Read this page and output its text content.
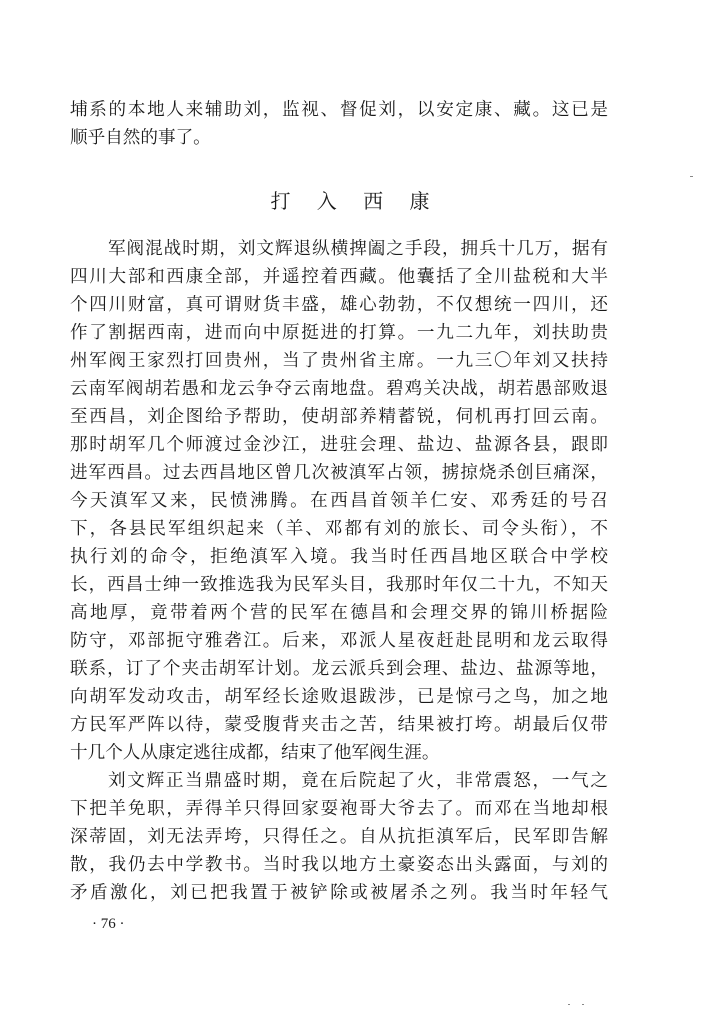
埔系的本地人来辅助刘，监视、督促刘，以安定康、藏。这已是
顺乎自然的事了。
打 入 西 康
军阀混战时期，刘文辉退纵横捭阖之手段，拥兵十几万，据有
四川大部和西康全部，并遥控着西藏。他囊括了全川盐税和大半
个四川财富，真可谓财货丰盛，雄心勃勃，不仅想统一四川，还
作了割据西南，进而向中原挺进的打算。一九二九年，刘扶助贵
州军阀王家烈打回贵州，当了贵州省主席。一九三〇年刘又扶持
云南军阀胡若愚和龙云争夺云南地盘。碧鸡关决战，胡若愚部败退
至西昌，刘企图给予帮助，使胡部养精蓄锐，伺机再打回云南。
那时胡军几个师渡过金沙江，进驻会理、盐边、盐源各县，跟即
进军西昌。过去西昌地区曾几次被滇军占领，掳掠烧杀创巨痛深，
今天滇军又来，民愤沸腾。在西昌首领羊仁安、邓秀廷的号召
下，各县民军组织起来（羊、邓都有刘的旅长、司令头衔），不
执行刘的命令，拒绝滇军入境。我当时任西昌地区联合中学校
长，西昌士绅一致推选我为民军头目，我那时年仅二十九，不知天
高地厚，竟带着两个营的民军在德昌和会理交界的锦川桥据险
防守，邓部扼守雅砻江。后来，邓派人星夜赶赴昆明和龙云取得
联系，订了个夹击胡军计划。龙云派兵到会理、盐边、盐源等地，
向胡军发动攻击，胡军经长途败退跋涉，已是惊弓之鸟，加之地
方民军严阵以待，蒙受腹背夹击之苦，结果被打垮。胡最后仅带
十几个人从康定逃往成都，结束了他军阀生涯。
刘文辉正当鼎盛时期，竟在后院起了火，非常震怒，一气之
下把羊免职，弄得羊只得回家耍袍哥大爷去了。而邓在当地却根
深蒂固，刘无法弄垮，只得任之。自从抗拒滇军后，民军即告解
散，我仍去中学教书。当时我以地方土豪姿态出头露面，与刘的
矛盾激化，刘已把我置于被铲除或被屠杀之列。我当时年轻气
· 76 ·
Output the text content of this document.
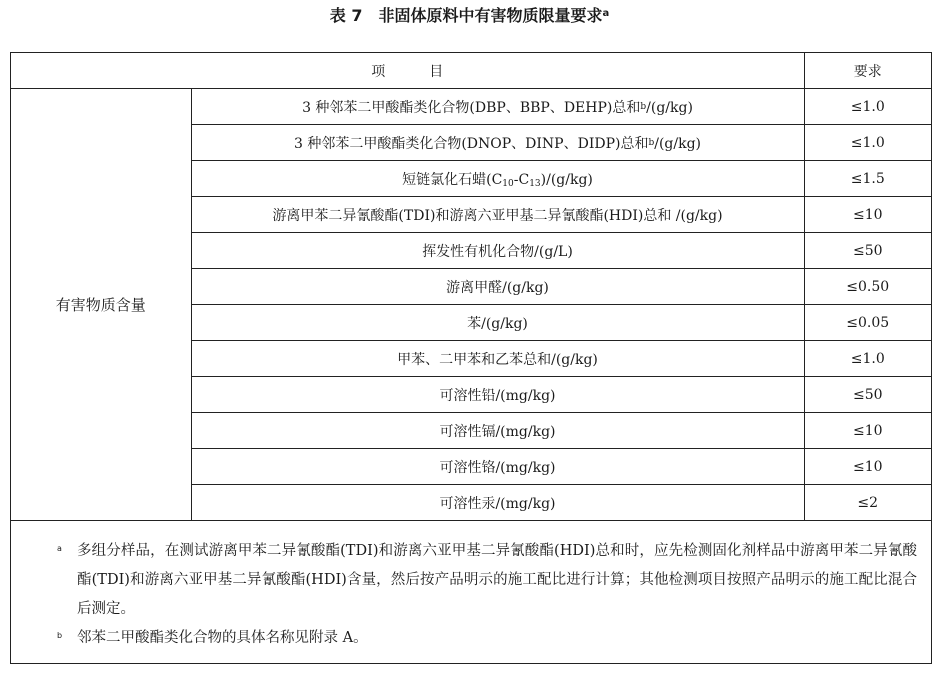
表 7　非固体原料中有害物质限量要求$^a$
项 目		要求
有害物质含量	3 种邻苯二甲酸酯类化合物(DBP、BBP、DEHP)总和$^b$/(g/kg)	≤1.0
	3 种邻苯二甲酸酯类化合物(DNOP、DINP、DIDP)总和$^b$/(g/kg)	≤1.0
	短链氯化石蜡$(C_{10}-C_{13})/(g/kg)$	≤1.5
	游离甲苯二异氰酸酯(TDI)和游离六亚甲基二异氰酸酯(HDI)总和 /(g/kg)	≤10
	挥发性有机化合物/(g/L)	≤50
	游离甲醛/(g/kg)	≤0.50
	苯/(g/kg)	≤0.05
	甲苯、二甲苯和乙苯总和/(g/kg)	≤1.0
	可溶性铅/(mg/kg)	≤50
	可溶性镉/(mg/kg)	≤10
	可溶性铬/(mg/kg)	≤10
	可溶性汞/(mg/kg)	≤2
a 多组分样品，在测试游离甲苯二异氰酸酯(TDI)和游离六亚甲基二异氰酸酯(HDI)总和时，应先检测固化剂样品中游离甲苯二异氰酸酯(TDI)和游离六亚甲基二异氰酸酯(HDI)含量，然后按产品明示的施工配比进行计算；其他检测项目按照产品明示的施工配比混合后测定。
b 邻苯二甲酸酯类化合物的具体名称见附录 A。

^^^^^^^^^^^^^^^^

WHAT THE EXERCISE ASKS: Leave images out of the retyped records; keep all else exact.

TASK RESPONSE:
Read this page and output its text content.
埔系的本地人来辅助刘，监视、督促刘，以安定康、藏。这已是
顺乎自然的事了。
打 入 西 康
军阀混战时期，刘文辉退纵横捭阖之手段，拥兵十几万，据有
四川大部和西康全部，并遥控着西藏。他囊括了全川盐税和大半
个四川财富，真可谓财货丰盛，雄心勃勃，不仅想统一四川，还
作了割据西南，进而向中原挺进的打算。一九二九年，刘扶助贵
州军阀王家烈打回贵州，当了贵州省主席。一九三〇年刘又扶持
云南军阀胡若愚和龙云争夺云南地盘。碧鸡关决战，胡若愚部败退
至西昌，刘企图给予帮助，使胡部养精蓄锐，伺机再打回云南。
那时胡军几个师渡过金沙江，进驻会理、盐边、盐源各县，跟即
进军西昌。过去西昌地区曾几次被滇军占领，掳掠烧杀创巨痛深，
今天滇军又来，民愤沸腾。在西昌首领羊仁安、邓秀廷的号召
下，各县民军组织起来（羊、邓都有刘的旅长、司令头衔），不
执行刘的命令，拒绝滇军入境。我当时任西昌地区联合中学校
长，西昌士绅一致推选我为民军头目，我那时年仅二十九，不知天
高地厚，竟带着两个营的民军在德昌和会理交界的锦川桥据险
防守，邓部扼守雅砻江。后来，邓派人星夜赶赴昆明和龙云取得
联系，订了个夹击胡军计划。龙云派兵到会理、盐边、盐源等地，
向胡军发动攻击，胡军经长途败退跋涉，已是惊弓之鸟，加之地
方民军严阵以待，蒙受腹背夹击之苦，结果被打垮。胡最后仅带
十几个人从康定逃往成都，结束了他军阀生涯。
刘文辉正当鼎盛时期，竟在后院起了火，非常震怒，一气之
下把羊免职，弄得羊只得回家耍袍哥大爷去了。而邓在当地却根
深蒂固，刘无法弄垮，只得任之。自从抗拒滇军后，民军即告解
散，我仍去中学教书。当时我以地方土豪姿态出头露面，与刘的
矛盾激化，刘已把我置于被铲除或被屠杀之列。我当时年轻气
· 76 ·
Output the text content of this document.
表 7　非固体原料中有害物质限量要求$^a$
项 目		要求
有害物质含量	3 种邻苯二甲酸酯类化合物(DBP、BBP、DEHP)总和$^b$/(g/kg)	≤1.0
	3 种邻苯二甲酸酯类化合物(DNOP、DINP、DIDP)总和$^b$/(g/kg)	≤1.0
	短链氯化石蜡$(C_{10}-C_{13})/(g/kg)$	≤1.5
	游离甲苯二异氰酸酯(TDI)和游离六亚甲基二异氰酸酯(HDI)总和 /(g/kg)	≤10
	挥发性有机化合物/(g/L)	≤50
	游离甲醛/(g/kg)	≤0.50
	苯/(g/kg)	≤0.05
	甲苯、二甲苯和乙苯总和/(g/kg)	≤1.0
	可溶性铅/(mg/kg)	≤50
	可溶性镉/(mg/kg)	≤10
	可溶性铬/(mg/kg)	≤10
	可溶性汞/(mg/kg)	≤2
a 多组分样品，在测试游离甲苯二异氰酸酯(TDI)和游离六亚甲基二异氰酸酯(HDI)总和时，应先检测固化剂样品中游离甲苯二异氰酸酯(TDI)和游离六亚甲基二异氰酸酯(HDI)含量，然后按产品明示的施工配比进行计算；其他检测项目按照产品明示的施工配比混合后测定。
b 邻苯二甲酸酯类化合物的具体名称见附录 A。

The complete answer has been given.